State the number of lines that contain the word "Parliament", and add nothing else.

ITEMS:
• • • •

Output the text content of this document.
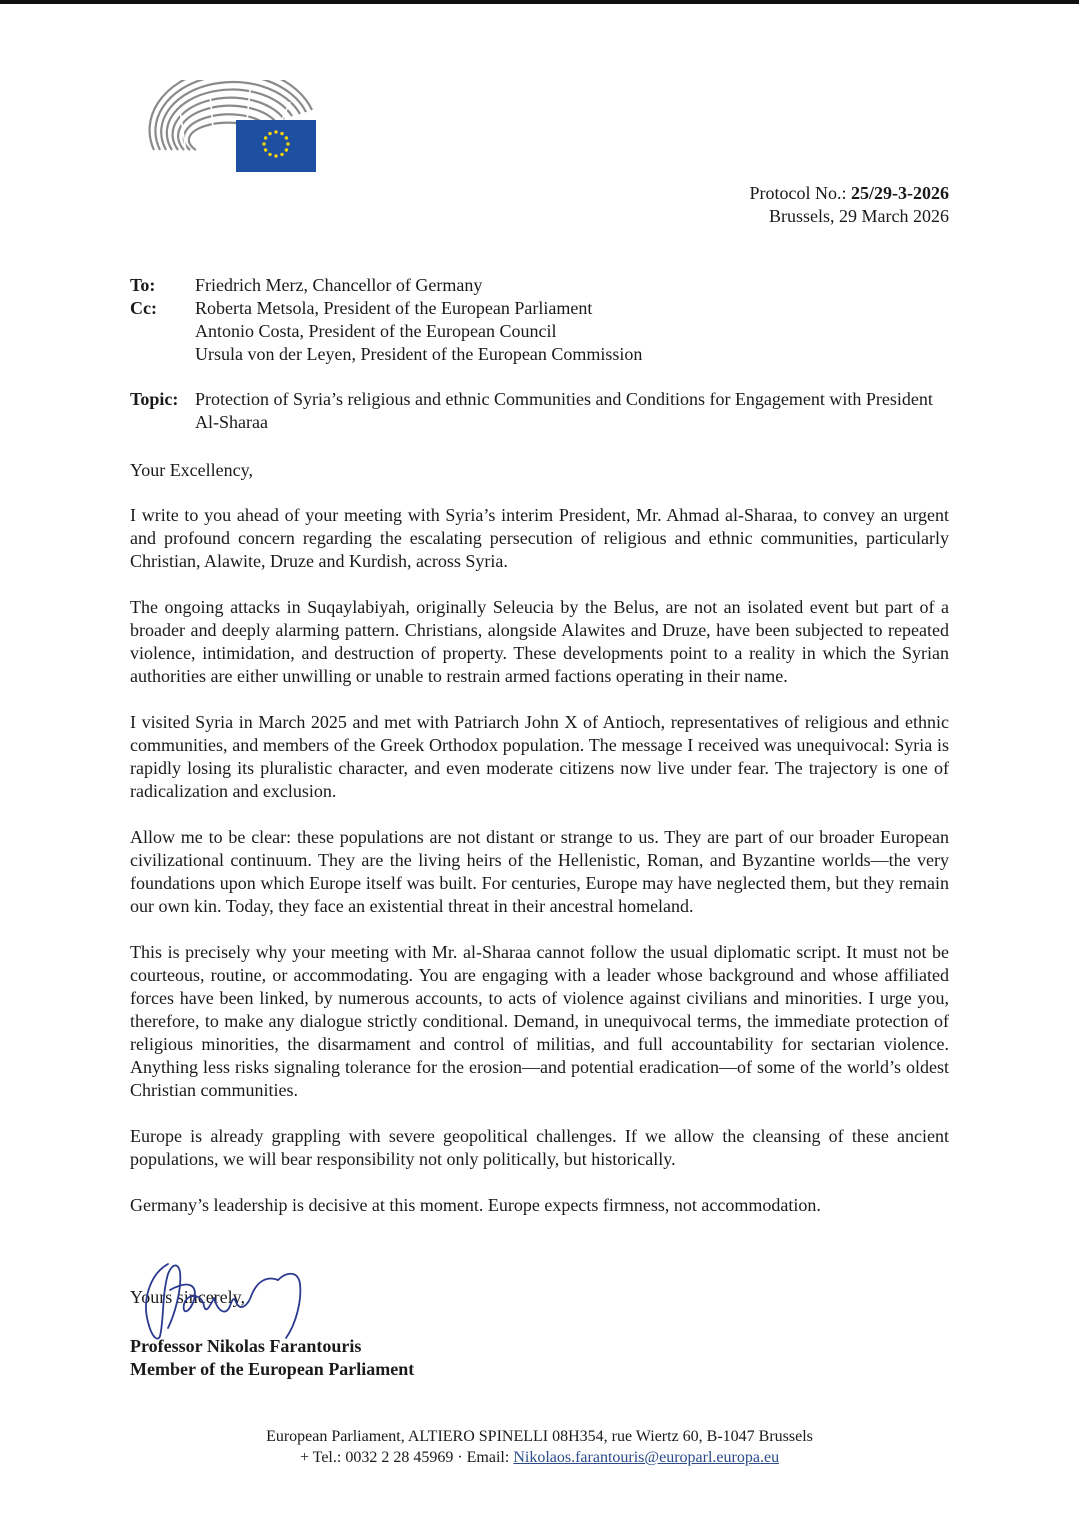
Protocol No.: 25/29-3-2026
Brussels, 29 March 2026
To:	Friedrich Merz, Chancellor of Germany
Cc:	Roberta Metsola, President of the European Parliament
Antonio Costa, President of the European Council
Ursula von der Leyen, President of the European Commission
Topic: Protection of Syria’s religious and ethnic Communities and Conditions for Engagement with President Al-Sharaa

Your Excellency,

I write to you ahead of your meeting with Syria’s interim President, Mr. Ahmad al-Sharaa, to convey an urgent and profound concern regarding the escalating persecution of religious and ethnic communities, particularly Christian, Alawite, Druze and Kurdish, across Syria.

The ongoing attacks in Suqaylabiyah, originally Seleucia by the Belus, are not an isolated event but part of a broader and deeply alarming pattern. Christians, alongside Alawites and Druze, have been subjected to repeated violence, intimidation, and destruction of property. These developments point to a reality in which the Syrian authorities are either unwilling or unable to restrain armed factions operating in their name.

I visited Syria in March 2025 and met with Patriarch John X of Antioch, representatives of religious and ethnic communities, and members of the Greek Orthodox population. The message I received was unequivocal: Syria is rapidly losing its pluralistic character, and even moderate citizens now live under fear. The trajectory is one of radicalization and exclusion.

Allow me to be clear: these populations are not distant or strange to us. They are part of our broader European civilizational continuum. They are the living heirs of the Hellenistic, Roman, and Byzantine worlds—the very foundations upon which Europe itself was built. For centuries, Europe may have neglected them, but they remain our own kin. Today, they face an existential threat in their ancestral homeland.

This is precisely why your meeting with Mr. al-Sharaa cannot follow the usual diplomatic script. It must not be courteous, routine, or accommodating. You are engaging with a leader whose background and whose affiliated forces have been linked, by numerous accounts, to acts of violence against civilians and minorities. I urge you, therefore, to make any dialogue strictly conditional. Demand, in unequivocal terms, the immediate protection of religious minorities, the disarmament and control of militias, and full accountability for sectarian violence. Anything less risks signaling tolerance for the erosion—and potential eradication—of some of the world’s oldest Christian communities.

Europe is already grappling with severe geopolitical challenges. If we allow the cleansing of these ancient populations, we will bear responsibility not only politically, but historically.

Germany’s leadership is decisive at this moment. Europe expects firmness, not accommodation.

Yours sincerely,
Professor Nikolas Farantouris
Member of the European Parliament
European Parliament, ALTIERO SPINELLI 08H354, rue Wiertz 60, B-1047 Brussels
+ Tel.: 0032 2 28 45969 · Email: Nikolaos.farantouris@europarl.europa.eu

• • • •

WRITTEN SOLUTION: 3